* Start ENTRIES PROVIDED *

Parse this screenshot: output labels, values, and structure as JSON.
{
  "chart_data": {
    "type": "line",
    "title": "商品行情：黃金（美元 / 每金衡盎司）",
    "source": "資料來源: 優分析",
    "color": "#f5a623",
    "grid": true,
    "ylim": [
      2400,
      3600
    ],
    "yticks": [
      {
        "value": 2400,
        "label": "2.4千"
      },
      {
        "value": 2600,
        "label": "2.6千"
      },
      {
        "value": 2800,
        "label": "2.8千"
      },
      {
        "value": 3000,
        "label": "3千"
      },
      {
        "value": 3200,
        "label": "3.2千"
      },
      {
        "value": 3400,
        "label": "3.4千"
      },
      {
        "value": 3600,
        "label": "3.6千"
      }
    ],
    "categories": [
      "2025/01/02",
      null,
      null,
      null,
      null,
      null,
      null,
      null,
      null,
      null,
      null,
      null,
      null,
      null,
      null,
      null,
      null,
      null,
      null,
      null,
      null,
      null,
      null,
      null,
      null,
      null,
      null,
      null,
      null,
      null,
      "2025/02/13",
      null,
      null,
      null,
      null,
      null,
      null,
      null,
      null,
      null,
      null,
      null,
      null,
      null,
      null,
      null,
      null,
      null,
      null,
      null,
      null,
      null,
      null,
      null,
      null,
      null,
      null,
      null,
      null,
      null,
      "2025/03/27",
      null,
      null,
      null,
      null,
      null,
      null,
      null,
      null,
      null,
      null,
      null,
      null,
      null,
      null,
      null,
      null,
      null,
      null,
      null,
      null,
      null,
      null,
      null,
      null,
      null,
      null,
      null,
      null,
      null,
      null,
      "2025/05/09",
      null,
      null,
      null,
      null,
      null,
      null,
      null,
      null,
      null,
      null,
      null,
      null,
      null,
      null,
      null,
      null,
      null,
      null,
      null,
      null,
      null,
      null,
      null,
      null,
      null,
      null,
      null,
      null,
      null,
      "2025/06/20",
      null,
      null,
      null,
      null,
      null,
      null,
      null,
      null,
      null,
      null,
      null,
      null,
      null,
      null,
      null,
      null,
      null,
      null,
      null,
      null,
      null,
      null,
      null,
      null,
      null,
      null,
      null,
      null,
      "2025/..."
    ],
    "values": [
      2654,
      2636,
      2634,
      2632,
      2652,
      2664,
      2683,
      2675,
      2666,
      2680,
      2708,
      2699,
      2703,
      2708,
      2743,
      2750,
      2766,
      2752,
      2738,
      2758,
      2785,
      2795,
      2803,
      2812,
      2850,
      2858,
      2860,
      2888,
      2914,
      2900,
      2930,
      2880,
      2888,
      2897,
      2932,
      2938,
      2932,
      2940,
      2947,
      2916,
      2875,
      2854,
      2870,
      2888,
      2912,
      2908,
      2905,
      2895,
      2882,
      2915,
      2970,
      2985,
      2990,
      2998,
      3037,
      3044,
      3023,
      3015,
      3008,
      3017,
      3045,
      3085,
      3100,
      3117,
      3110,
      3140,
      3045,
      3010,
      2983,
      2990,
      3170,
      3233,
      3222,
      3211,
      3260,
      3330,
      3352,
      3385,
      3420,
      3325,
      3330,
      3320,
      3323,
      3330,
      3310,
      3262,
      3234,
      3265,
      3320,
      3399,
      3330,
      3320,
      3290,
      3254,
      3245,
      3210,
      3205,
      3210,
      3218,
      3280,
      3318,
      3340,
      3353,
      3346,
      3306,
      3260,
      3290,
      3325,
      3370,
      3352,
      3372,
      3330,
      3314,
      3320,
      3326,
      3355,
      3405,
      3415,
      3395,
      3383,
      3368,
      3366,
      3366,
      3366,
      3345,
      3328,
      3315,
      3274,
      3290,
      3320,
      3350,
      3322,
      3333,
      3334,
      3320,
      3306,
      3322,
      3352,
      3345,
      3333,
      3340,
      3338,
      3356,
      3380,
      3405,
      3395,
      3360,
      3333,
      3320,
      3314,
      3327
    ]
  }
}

* End ENTRIES PROVIDED *

-- TASK OBJECTIVE --
Reply with one number only: how many lines of the listing hold "values"?

-- RESULT --
2